Data items
<<<<

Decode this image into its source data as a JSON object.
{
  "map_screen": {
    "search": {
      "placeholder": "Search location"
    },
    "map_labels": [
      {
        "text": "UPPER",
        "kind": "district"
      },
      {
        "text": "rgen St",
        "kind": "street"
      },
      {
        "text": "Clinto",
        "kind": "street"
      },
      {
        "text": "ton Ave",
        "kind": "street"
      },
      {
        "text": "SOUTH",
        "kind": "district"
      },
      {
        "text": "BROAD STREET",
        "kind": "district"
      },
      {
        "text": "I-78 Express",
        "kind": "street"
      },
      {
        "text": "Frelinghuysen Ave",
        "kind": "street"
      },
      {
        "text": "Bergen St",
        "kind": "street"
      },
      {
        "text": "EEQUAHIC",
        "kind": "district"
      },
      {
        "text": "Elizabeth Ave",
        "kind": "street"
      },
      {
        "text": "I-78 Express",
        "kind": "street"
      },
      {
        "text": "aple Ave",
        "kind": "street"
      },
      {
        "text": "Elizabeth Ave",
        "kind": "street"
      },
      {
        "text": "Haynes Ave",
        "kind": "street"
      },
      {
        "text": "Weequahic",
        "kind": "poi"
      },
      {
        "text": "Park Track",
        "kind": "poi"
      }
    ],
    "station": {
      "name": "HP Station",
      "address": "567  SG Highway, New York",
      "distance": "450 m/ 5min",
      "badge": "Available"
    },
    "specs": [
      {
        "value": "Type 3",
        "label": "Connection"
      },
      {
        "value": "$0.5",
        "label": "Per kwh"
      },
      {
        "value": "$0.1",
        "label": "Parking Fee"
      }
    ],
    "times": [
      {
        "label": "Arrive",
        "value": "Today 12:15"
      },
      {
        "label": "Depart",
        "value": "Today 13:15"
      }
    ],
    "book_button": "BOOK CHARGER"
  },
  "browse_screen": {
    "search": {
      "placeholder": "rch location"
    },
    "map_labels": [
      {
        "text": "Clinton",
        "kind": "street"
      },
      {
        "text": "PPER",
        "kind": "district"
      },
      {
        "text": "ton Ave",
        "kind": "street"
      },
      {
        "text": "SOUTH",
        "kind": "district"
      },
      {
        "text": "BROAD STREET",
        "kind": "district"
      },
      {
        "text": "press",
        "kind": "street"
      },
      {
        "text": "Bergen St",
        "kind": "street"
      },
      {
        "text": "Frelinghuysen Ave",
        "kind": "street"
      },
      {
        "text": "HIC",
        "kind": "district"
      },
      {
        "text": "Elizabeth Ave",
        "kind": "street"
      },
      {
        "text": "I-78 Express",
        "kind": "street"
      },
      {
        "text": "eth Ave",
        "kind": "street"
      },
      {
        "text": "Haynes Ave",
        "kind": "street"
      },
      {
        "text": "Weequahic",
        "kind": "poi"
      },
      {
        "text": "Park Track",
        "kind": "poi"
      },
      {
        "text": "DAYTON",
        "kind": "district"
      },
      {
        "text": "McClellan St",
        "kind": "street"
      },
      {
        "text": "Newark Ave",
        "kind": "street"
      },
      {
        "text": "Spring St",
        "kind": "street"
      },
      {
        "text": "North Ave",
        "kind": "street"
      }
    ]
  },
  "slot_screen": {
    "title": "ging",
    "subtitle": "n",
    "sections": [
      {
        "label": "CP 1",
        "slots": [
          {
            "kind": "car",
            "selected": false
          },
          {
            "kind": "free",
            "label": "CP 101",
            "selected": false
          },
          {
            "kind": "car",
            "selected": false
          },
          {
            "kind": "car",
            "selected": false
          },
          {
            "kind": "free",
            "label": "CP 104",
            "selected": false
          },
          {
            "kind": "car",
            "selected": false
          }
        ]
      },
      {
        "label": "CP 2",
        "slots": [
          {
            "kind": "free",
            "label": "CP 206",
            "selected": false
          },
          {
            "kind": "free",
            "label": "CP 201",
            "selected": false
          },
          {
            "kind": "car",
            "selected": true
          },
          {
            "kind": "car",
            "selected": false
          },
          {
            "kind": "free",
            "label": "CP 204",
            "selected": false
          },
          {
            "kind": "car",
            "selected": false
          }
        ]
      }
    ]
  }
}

>>>>

(Requirements) Print back all the lines verbatim.

(The output)
Decode this image into its source data as a JSON object.
{
  "map_screen": {
    "search": {
      "placeholder": "Search location"
    },
    "map_labels": [
      {
        "text": "UPPER",
        "kind": "district"
      },
      {
        "text": "rgen St",
        "kind": "street"
      },
      {
        "text": "Clinto",
        "kind": "street"
      },
      {
        "text": "ton Ave",
        "kind": "street"
      },
      {
        "text": "SOUTH",
        "kind": "district"
      },
      {
        "text": "BROAD STREET",
        "kind": "district"
      },
      {
        "text": "I-78 Express",
        "kind": "street"
      },
      {
        "text": "Frelinghuysen Ave",
        "kind": "street"
      },
      {
        "text": "Bergen St",
        "kind": "street"
      },
      {
        "text": "EEQUAHIC",
        "kind": "district"
      },
      {
        "text": "Elizabeth Ave",
        "kind": "street"
      },
      {
        "text": "I-78 Express",
        "kind": "street"
      },
      {
        "text": "aple Ave",
        "kind": "street"
      },
      {
        "text": "Elizabeth Ave",
        "kind": "street"
      },
      {
        "text": "Haynes Ave",
        "kind": "street"
      },
      {
        "text": "Weequahic",
        "kind": "poi"
      },
      {
        "text": "Park Track",
        "kind": "poi"
      }
    ],
    "station": {
      "name": "HP Station",
      "address": "567  SG Highway, New York",
      "distance": "450 m/ 5min",
      "badge": "Available"
    },
    "specs": [
      {
        "value": "Type 3",
        "label": "Connection"
      },
      {
        "value": "$0.5",
        "label": "Per kwh"
      },
      {
        "value": "$0.1",
        "label": "Parking Fee"
      }
    ],
    "times": [
      {
        "label": "Arrive",
        "value": "Today 12:15"
      },
      {
        "label": "Depart",
        "value": "Today 13:15"
      }
    ],
    "book_button": "BOOK CHARGER"
  },
  "browse_screen": {
    "search": {
      "placeholder": "rch location"
    },
    "map_labels": [
      {
        "text": "Clinton",
        "kind": "street"
      },
      {
        "text": "PPER",
        "kind": "district"
      },
      {
        "text": "ton Ave",
        "kind": "street"
      },
      {
        "text": "SOUTH",
        "kind": "district"
      },
      {
        "text": "BROAD STREET",
        "kind": "district"
      },
      {
        "text": "press",
        "kind": "street"
      },
      {
        "text": "Bergen St",
        "kind": "street"
      },
      {
        "text": "Frelinghuysen Ave",
        "kind": "street"
      },
      {
        "text": "HIC",
        "kind": "district"
      },
      {
        "text": "Elizabeth Ave",
        "kind": "street"
      },
      {
        "text": "I-78 Express",
        "kind": "street"
      },
      {
        "text": "eth Ave",
        "kind": "street"
      },
      {
        "text": "Haynes Ave",
        "kind": "street"
      },
      {
        "text": "Weequahic",
        "kind": "poi"
      },
      {
        "text": "Park Track",
        "kind": "poi"
      },
      {
        "text": "DAYTON",
        "kind": "district"
      },
      {
        "text": "McClellan St",
        "kind": "street"
      },
      {
        "text": "Newark Ave",
        "kind": "street"
      },
      {
        "text": "Spring St",
        "kind": "street"
      },
      {
        "text": "North Ave",
        "kind": "street"
      }
    ]
  },
  "slot_screen": {
    "title": "ging",
    "subtitle": "n",
    "sections": [
      {
        "label": "CP 1",
        "slots": [
          {
            "kind": "car",
            "selected": false
          },
          {
            "kind": "free",
            "label": "CP 101",
            "selected": false
          },
          {
            "kind": "car",
            "selected": false
          },
          {
            "kind": "car",
            "selected": false
          },
          {
            "kind": "free",
            "label": "CP 104",
            "selected": false
          },
          {
            "kind": "car",
            "selected": false
          }
        ]
      },
      {
        "label": "CP 2",
        "slots": [
          {
            "kind": "free",
            "label": "CP 206",
            "selected": false
          },
          {
            "kind": "free",
            "label": "CP 201",
            "selected": false
          },
          {
            "kind": "car",
            "selected": true
          },
          {
            "kind": "car",
            "selected": false
          },
          {
            "kind": "free",
            "label": "CP 204",
            "selected": false
          },
          {
            "kind": "car",
            "selected": false
          }
        ]
      }
    ]
  }
}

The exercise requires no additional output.